BEGIN

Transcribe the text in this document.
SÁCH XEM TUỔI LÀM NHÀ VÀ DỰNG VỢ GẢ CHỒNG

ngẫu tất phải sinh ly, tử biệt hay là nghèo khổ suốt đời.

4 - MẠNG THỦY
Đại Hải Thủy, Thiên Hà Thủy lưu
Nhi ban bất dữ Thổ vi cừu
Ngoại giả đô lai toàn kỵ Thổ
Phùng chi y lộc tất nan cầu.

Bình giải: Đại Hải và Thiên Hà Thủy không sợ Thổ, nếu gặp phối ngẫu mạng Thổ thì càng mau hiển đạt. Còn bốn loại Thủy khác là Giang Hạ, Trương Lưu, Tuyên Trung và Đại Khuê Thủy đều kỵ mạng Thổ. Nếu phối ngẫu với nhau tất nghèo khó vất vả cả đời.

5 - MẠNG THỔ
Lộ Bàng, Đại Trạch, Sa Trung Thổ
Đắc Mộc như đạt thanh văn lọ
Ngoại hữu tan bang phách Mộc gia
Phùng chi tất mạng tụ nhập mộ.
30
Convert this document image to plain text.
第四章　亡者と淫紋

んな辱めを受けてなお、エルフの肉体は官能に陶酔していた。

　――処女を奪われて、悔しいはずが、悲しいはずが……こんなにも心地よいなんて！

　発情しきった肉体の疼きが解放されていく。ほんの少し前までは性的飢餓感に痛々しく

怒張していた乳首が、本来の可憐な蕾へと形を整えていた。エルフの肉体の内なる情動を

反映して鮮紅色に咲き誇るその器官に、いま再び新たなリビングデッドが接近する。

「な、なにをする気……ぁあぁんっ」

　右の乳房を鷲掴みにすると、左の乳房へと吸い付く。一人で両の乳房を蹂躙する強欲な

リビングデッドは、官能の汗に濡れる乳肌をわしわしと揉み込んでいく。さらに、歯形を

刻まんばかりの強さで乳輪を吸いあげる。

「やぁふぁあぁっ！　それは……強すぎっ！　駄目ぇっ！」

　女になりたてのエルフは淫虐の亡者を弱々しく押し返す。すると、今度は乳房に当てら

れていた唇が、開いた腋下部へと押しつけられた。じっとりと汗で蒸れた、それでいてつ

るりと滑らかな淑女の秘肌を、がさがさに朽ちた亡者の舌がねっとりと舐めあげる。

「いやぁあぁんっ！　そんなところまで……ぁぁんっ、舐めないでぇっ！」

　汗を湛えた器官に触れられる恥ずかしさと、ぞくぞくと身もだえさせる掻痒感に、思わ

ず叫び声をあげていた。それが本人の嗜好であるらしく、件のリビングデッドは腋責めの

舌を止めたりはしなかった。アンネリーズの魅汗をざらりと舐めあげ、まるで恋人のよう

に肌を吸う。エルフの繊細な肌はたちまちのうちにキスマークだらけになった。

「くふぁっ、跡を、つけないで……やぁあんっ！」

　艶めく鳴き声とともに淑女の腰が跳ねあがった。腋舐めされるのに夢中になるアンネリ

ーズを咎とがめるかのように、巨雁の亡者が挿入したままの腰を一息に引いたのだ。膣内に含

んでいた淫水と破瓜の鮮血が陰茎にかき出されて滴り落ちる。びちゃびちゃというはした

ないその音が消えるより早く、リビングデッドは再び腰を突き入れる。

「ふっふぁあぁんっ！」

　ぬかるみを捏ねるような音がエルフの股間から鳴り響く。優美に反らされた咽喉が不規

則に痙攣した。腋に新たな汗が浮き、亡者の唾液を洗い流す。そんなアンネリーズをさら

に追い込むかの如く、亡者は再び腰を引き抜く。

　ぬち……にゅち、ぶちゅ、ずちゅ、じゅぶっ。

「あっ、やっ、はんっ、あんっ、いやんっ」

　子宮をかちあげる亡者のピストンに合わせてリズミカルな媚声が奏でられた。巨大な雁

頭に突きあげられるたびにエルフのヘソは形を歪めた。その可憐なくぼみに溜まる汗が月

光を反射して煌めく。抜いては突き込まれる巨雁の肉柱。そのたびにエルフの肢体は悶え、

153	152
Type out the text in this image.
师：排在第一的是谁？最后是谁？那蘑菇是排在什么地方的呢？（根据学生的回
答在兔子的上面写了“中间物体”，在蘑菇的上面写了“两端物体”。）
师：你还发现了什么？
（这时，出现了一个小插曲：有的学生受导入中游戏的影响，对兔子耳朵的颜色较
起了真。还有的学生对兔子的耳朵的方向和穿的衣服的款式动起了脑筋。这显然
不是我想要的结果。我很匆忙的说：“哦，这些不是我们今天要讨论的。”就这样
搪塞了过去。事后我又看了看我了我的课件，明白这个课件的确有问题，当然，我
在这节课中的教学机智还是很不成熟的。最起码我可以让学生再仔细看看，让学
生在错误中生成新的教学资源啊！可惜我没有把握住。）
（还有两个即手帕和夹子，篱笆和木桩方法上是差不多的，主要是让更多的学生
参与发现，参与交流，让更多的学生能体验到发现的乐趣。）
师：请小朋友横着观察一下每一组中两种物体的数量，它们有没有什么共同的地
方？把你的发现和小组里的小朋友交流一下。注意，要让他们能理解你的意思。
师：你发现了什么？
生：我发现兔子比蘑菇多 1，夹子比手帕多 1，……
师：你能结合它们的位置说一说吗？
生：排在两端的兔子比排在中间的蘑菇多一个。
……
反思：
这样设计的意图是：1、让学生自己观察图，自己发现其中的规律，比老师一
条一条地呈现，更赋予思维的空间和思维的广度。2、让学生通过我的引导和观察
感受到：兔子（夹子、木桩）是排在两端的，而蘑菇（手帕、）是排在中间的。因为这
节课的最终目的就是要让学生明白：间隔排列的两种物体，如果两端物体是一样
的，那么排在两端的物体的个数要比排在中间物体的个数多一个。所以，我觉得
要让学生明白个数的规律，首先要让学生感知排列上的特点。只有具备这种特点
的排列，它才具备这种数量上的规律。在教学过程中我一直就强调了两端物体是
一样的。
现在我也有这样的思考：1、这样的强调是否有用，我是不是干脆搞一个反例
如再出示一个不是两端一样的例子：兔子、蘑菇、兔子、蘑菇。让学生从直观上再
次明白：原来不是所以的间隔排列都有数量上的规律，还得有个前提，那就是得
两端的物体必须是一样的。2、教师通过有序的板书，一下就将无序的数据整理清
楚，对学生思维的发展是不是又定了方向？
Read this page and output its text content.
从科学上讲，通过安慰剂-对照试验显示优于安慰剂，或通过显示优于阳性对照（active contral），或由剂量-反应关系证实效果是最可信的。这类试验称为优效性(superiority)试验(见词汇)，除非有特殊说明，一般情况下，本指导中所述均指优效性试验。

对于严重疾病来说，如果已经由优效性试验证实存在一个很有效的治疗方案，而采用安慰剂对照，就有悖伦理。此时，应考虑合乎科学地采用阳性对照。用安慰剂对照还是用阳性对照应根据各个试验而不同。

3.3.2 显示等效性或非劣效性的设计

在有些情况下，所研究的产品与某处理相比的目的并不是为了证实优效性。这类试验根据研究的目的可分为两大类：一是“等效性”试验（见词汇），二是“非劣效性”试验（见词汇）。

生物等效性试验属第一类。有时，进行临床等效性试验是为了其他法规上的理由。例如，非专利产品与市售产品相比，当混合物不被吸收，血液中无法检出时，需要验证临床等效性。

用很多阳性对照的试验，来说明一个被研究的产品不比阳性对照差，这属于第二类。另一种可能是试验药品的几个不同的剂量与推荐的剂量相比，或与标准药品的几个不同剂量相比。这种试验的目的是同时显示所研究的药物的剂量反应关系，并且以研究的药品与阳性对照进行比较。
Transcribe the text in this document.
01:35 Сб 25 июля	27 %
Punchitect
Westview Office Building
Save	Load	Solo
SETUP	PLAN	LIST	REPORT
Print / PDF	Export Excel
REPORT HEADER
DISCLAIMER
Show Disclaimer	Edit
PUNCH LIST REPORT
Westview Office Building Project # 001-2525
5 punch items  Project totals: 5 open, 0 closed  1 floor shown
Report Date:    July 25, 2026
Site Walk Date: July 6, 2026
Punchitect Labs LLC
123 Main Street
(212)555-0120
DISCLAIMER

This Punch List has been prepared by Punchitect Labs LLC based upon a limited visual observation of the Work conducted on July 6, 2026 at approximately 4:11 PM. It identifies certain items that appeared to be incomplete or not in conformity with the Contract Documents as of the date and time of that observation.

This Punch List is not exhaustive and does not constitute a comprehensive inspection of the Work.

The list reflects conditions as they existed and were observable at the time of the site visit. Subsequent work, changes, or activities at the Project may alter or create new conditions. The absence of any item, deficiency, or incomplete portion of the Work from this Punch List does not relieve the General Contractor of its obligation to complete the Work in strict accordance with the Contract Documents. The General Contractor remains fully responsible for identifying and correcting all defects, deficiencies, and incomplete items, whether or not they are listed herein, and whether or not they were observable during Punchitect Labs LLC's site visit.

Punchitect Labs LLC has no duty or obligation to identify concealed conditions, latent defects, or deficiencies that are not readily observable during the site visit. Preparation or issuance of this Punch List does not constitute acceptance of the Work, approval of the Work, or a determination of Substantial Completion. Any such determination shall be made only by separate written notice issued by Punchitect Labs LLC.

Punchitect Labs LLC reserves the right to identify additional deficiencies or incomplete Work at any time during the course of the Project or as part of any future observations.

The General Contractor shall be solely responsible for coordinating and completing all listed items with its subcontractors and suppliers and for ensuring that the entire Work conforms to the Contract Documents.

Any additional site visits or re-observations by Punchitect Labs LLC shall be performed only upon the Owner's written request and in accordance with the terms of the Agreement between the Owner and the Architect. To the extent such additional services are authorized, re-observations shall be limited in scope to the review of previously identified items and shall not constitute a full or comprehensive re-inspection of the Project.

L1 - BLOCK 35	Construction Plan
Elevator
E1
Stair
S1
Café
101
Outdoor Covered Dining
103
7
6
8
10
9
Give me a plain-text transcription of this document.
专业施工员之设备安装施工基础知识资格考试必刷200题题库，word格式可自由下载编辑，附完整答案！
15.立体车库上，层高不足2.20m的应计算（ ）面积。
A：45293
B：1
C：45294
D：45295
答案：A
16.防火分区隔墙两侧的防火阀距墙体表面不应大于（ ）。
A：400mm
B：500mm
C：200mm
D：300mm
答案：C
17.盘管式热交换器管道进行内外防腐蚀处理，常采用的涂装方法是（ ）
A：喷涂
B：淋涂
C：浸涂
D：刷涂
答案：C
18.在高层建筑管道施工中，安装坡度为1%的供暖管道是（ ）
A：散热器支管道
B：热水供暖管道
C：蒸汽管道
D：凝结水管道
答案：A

END

What you need to do → Look through the data above. Find each line with the string "ngẫu" and copy it.

The reply →
ngẫu tất phải sinh ly, tử biệt hay là nghèo khổ suốt đời.
Bình giải: Đại Hải và Thiên Hà Thủy không sợ Thổ, nếu gặp phối ngẫu mạng Thổ thì càng mau hiển đạt. Còn bốn loại Thủy khác là Giang Hạ, Trương Lưu, Tuyên Trung và Đại Khuê Thủy đều kỵ mạng Thổ. Nếu phối ngẫu với nhau tất nghèo khó vất vả cả đời.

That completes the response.